[DATASET ENTRIES]:

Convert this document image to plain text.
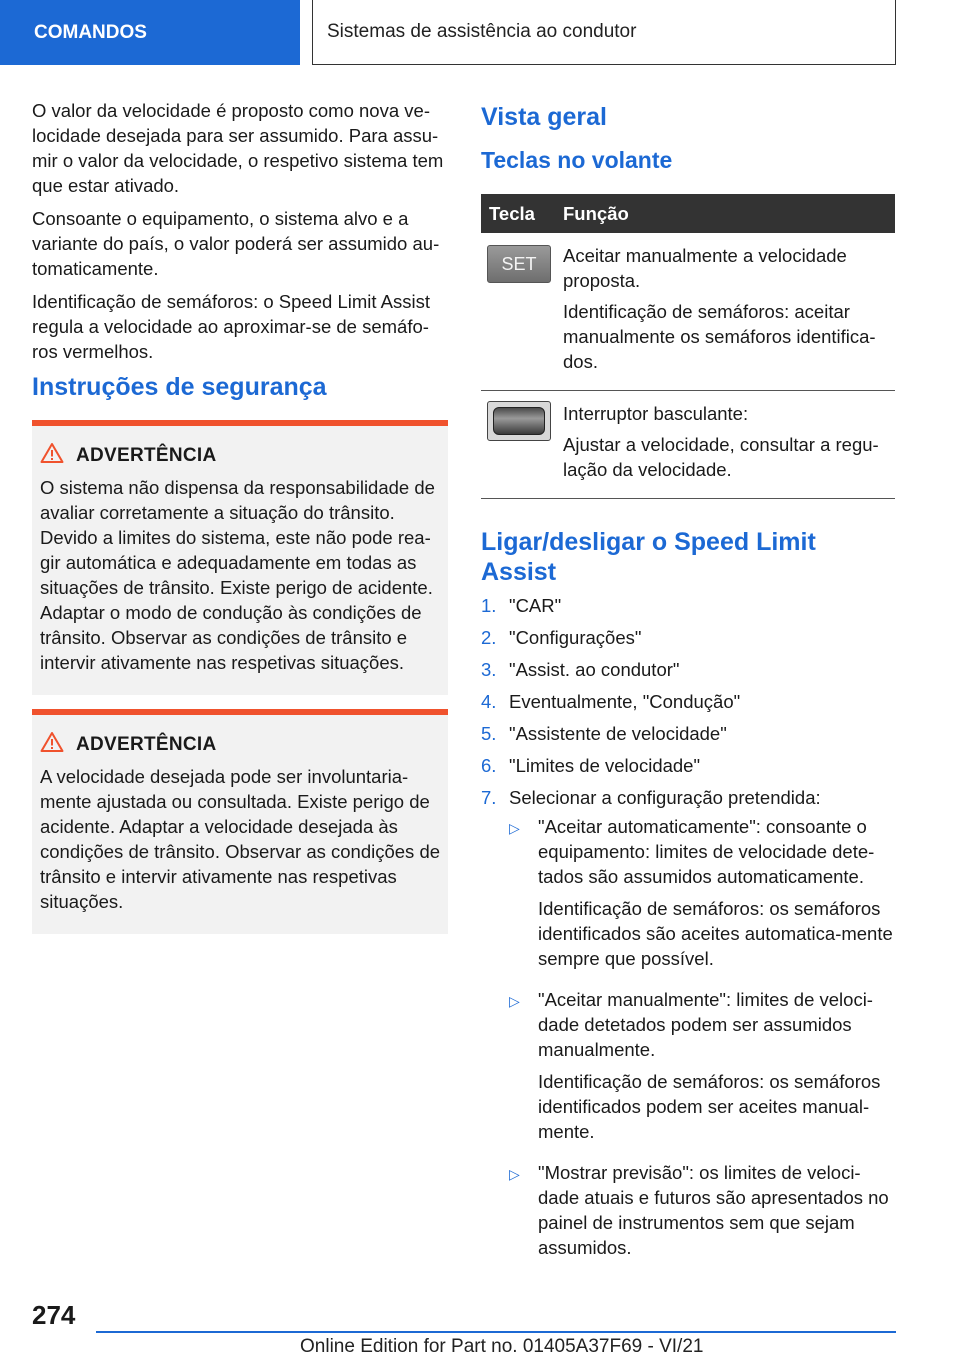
COMANDOS	Sistemas de assistência ao condutor

O valor da velocidade é proposto como nova ve-locidade desejada para ser assumido. Para assu-mir o valor da velocidade, o respetivo sistema tem que estar ativado.

Consoante o equipamento, o sistema alvo e a variante do país, o valor poderá ser assumido au-tomaticamente.

Identificação de semáforos: o Speed Limit Assist regula a velocidade ao aproximar-se de semáfo-ros vermelhos.

Instruções de segurança
ADVERTÊNCIA

O sistema não dispensa da responsabilidade de avaliar corretamente a situação do trânsito. Devido a limites do sistema, este não pode rea-gir automática e adequadamente em todas as situações de trânsito. Existe perigo de acidente. Adaptar o modo de condução às condições de trânsito. Observar as condições de trânsito e intervir ativamente nas respetivas situações.

ADVERTÊNCIA

A velocidade desejada pode ser involuntaria-mente ajustada ou consultada. Existe perigo de acidente. Adaptar a velocidade desejada às condições de trânsito. Observar as condições de trânsito e intervir ativamente nas respetivas situações.

Vista geral
Teclas no volante
Tecla	Função

SET	Aceitar manualmente a velocidade proposta.

Identificação de semáforos: aceitar manualmente os semáforos identifica-dos.

	Interruptor basculante:

Ajustar a velocidade, consultar a regu-lação da velocidade.

Ligar/desligar o Speed Limit Assist
1. "CAR"
2. "Configurações"
3. "Assist. ao condutor"
4. Eventualmente, "Condução"
5. "Assistente de velocidade"
6. "Limites de velocidade"
7. Selecionar a configuração pretendida:
▷ "Aceitar automaticamente": consoante o equipamento: limites de velocidade dete-tados são assumidos automaticamente.

Identificação de semáforos: os semáforos identificados são aceites automatica-mente sempre que possível.

▷ "Aceitar manualmente": limites de veloci-dade detetados podem ser assumidos manualmente.

Identificação de semáforos: os semáforos identificados podem ser aceites manual-mente.

▷ "Mostrar previsão": os limites de veloci-dade atuais e futuros são apresentados no painel de instrumentos sem que sejam assumidos.

274
Online Edition for Part no. 01405A37F69 - VI/21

[WHAT IS EXPECTED]: Search the data for the string "Observar" and copy each line where it appears.

[ANSWER]:
O sistema não dispensa da responsabilidade de avaliar corretamente a situação do trânsito. Devido a limites do sistema, este não pode rea-gir automática e adequadamente em todas as situações de trânsito. Existe perigo de acidente. Adaptar o modo de condução às condições de trânsito. Observar as condições de trânsito e intervir ativamente nas respetivas situações.
A velocidade desejada pode ser involuntaria-mente ajustada ou consultada. Existe perigo de acidente. Adaptar a velocidade desejada às condições de trânsito. Observar as condições de trânsito e intervir ativamente nas respetivas situações.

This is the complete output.